>> begin Passage

Second, I never said that a rapid rise in temperature has not happened before. We all know it has. It is within the natural variation over at least the last few thousand years. Thank you for showing that point. 

Third, I have not done any “_pure alarmist hysterical handwaving without basis in fact._” I said that fast global temperature changes will cause a hardship to life on earth. I did not say we are all going to die!!!

I would guess that rapid temperature swings over the last few thousand years caused hardship for some species, but *if* that were to continue from today, human hardship would be more serious because we are a much much larger population entrenched in coastal areas. Arable land would move to inconvenient places for farmers, etc. A large temperature change in 100 years is close to the current median life span so that people would have to adapt within their lifetime.  

Creating a strawman has bent you out of shape with your usual hysterical caustic invectives.

.


----------



## SSDD (Jul 3, 2019)

Wuwei said:


> I would guess that rapid temperature swings over the last few thousand years caused hardship for some species, but *if* that were to continue from today, human hardship would be more serious because we are a much much larger population entrenched in coastal areas.



Wild assed guesses...the stock in trade of hysterical handwaving alarmists....the maximum and minimum temperature on earth on any given day spans about 200 degrees...a degree in a decade would be nearly undetectable...


----------



## Wuwei (Jul 3, 2019)

SSDD said:


> Wild assed guesses...the stock in trade of hysterical handwaving alarmists....the maximum and minimum temperature on earth on any given day spans about 200 degrees...a degree in a decade would be nearly undetectable...



I told you many times I am not a CAGW warmist. Just because I challenge your hysterical denial of fake science doesn't mean that I believe much of the emotional hype in the news. Save your rant for somebody else.

.


----------



## SSDD (Jul 3, 2019)

Wuwei said:


> SSDD said:
> 
> 
> > Wild assed guesses...the stock in trade of hysterical handwaving alarmists....the maximum and minimum temperature on earth on any given day spans about 200 degrees...a degree in a decade would be nearly undetectable...
> ...



Of course you are....anyone who would spout unsupportable nonsense about the dangers inherent in the rate of change when we are in the midst of a 20 year pause is most certainly an alarmist...you just never stop lying do you?


----------



## Wuwei (Jul 3, 2019)

SSDD said:


> Of course you are....anyone who would spout unsupportable nonsense about the dangers inherent in the rate of change when we are in the midst of a 20 year pause is most certainly an alarmist...you just never stop lying do you?

>> end Passage
>> begin Data rows

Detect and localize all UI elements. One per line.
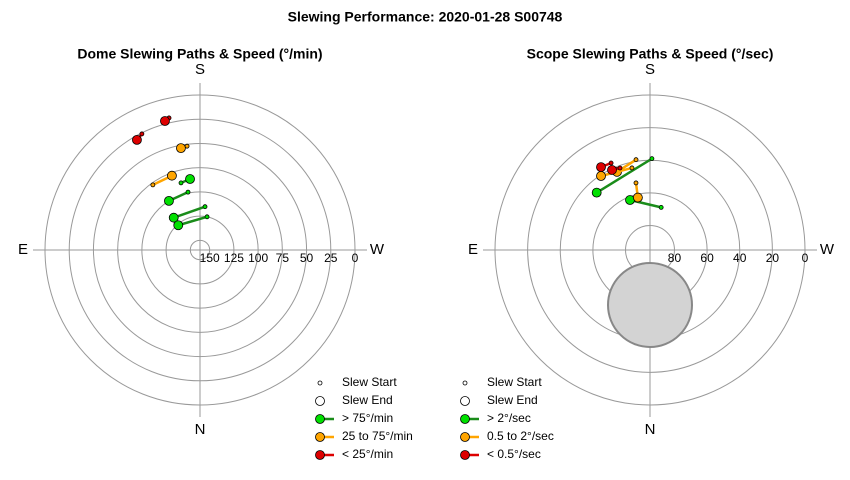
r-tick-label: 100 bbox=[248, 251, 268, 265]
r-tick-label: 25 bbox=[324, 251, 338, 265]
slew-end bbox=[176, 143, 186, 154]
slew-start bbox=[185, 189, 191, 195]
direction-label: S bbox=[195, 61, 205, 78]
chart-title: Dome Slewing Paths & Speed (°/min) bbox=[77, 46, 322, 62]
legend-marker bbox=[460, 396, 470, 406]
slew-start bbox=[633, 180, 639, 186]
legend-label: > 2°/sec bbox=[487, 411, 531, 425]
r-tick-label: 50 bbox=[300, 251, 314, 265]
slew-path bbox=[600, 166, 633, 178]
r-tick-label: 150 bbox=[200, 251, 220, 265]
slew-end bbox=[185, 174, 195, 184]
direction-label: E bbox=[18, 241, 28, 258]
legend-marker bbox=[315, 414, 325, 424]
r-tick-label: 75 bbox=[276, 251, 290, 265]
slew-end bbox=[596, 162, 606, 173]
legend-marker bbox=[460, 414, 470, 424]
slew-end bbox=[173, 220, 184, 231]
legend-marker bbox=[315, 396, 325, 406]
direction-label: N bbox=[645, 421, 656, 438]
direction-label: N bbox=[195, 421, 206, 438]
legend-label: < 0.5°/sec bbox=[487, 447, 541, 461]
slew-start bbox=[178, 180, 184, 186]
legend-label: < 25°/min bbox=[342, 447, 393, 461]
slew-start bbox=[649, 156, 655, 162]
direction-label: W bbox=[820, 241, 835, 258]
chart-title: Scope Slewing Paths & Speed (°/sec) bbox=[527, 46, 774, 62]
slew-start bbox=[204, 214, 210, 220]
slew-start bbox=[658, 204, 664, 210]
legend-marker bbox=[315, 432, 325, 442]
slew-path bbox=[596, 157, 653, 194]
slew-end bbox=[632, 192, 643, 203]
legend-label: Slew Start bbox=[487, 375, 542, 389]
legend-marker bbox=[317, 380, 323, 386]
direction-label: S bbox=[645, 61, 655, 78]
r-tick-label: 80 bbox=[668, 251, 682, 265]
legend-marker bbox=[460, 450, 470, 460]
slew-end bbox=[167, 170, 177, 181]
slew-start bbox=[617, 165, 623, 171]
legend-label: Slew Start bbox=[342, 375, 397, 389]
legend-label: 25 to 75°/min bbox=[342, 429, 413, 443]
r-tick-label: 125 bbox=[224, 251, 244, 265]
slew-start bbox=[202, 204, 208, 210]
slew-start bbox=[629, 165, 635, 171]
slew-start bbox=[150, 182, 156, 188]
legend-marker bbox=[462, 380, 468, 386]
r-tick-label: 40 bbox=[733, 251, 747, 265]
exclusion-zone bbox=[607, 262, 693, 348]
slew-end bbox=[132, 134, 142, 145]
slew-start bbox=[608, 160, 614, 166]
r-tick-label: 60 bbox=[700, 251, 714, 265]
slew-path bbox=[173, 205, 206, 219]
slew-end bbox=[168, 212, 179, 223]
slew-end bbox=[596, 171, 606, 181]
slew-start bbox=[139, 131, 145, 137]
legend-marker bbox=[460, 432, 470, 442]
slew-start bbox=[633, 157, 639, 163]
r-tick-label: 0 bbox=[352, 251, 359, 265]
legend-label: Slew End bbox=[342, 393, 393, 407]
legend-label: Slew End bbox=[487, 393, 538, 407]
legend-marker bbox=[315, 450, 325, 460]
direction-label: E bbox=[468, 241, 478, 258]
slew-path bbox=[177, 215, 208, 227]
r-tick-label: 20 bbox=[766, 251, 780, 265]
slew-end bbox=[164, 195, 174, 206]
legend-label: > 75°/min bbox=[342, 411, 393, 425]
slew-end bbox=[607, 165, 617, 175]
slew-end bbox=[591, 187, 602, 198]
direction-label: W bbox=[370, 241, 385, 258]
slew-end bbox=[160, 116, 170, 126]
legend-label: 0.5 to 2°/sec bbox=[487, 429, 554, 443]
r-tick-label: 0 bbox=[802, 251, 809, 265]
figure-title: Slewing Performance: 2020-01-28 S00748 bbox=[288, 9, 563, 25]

>> end Data rows
>> begin Data rows

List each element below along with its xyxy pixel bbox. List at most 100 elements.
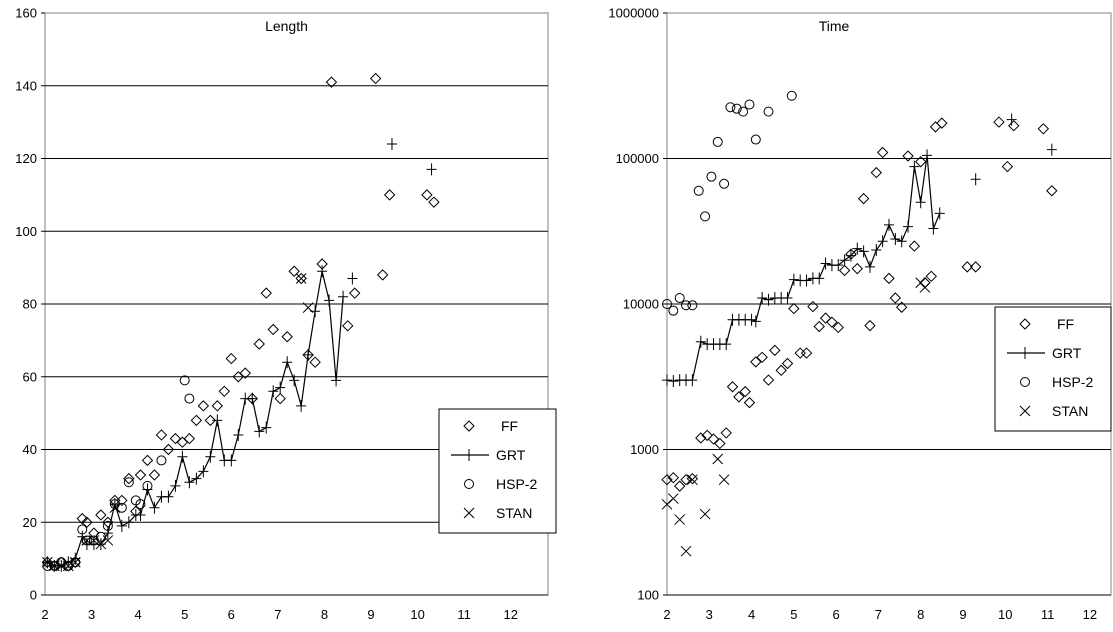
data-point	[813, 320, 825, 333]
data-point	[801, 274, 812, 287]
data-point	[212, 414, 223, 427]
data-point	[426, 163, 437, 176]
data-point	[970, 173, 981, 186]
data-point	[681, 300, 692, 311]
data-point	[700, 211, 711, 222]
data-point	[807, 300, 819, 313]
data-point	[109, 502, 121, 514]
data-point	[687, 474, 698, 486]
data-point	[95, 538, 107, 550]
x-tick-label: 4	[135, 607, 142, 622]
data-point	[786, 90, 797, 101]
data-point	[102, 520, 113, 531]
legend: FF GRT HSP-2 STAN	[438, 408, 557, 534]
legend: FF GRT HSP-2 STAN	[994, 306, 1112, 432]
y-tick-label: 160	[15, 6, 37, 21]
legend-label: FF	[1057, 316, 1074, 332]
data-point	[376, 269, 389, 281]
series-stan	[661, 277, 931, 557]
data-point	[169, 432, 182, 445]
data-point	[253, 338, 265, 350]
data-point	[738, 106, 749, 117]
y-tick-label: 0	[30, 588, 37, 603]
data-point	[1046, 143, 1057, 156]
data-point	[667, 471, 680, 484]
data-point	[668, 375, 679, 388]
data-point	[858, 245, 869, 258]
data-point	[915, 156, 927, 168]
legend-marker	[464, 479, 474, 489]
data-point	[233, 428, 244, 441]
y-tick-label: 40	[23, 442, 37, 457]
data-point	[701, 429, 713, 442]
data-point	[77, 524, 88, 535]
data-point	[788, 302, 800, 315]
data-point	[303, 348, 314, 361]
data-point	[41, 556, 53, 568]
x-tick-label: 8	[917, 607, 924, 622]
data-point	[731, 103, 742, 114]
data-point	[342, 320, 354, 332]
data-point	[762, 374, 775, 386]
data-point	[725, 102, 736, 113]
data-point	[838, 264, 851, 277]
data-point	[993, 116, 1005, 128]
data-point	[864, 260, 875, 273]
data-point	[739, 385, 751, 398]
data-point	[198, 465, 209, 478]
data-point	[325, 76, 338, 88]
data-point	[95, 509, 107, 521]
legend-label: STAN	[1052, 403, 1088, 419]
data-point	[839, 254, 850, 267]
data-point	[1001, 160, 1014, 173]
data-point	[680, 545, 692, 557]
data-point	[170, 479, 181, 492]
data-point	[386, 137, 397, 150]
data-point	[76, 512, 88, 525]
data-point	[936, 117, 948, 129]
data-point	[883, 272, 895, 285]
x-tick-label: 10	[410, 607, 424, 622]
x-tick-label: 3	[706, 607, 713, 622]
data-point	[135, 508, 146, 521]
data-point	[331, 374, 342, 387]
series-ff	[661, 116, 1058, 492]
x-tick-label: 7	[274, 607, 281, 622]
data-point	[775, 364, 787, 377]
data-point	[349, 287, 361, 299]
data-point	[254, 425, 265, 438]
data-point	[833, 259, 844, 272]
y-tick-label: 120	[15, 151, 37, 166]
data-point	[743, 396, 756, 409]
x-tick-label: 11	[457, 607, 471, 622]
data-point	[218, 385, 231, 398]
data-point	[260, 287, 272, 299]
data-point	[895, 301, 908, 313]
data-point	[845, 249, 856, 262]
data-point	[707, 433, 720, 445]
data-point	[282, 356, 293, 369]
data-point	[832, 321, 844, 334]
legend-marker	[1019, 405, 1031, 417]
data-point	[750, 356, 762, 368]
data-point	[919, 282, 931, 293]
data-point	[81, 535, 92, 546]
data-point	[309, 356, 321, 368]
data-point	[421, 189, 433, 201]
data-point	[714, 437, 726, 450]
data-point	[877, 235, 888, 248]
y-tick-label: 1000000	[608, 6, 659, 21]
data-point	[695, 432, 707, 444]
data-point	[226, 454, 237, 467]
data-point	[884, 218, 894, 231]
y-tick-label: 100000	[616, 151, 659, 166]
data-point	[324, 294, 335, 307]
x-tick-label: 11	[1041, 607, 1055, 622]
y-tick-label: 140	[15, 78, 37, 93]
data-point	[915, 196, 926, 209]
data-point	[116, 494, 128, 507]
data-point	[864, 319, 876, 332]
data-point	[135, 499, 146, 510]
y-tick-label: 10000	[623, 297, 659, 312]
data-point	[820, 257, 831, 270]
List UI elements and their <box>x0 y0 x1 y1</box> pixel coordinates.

>> end Data rows

### Set exercise
In the climate thread, list every post heading in order from top to bottom, giving the author and date of each.

### Solution for this task
SSDD (Jul 3, 2019)
Wuwei (Jul 3, 2019)
SSDD (Jul 3, 2019)
Wuwei (Jul 3, 2019)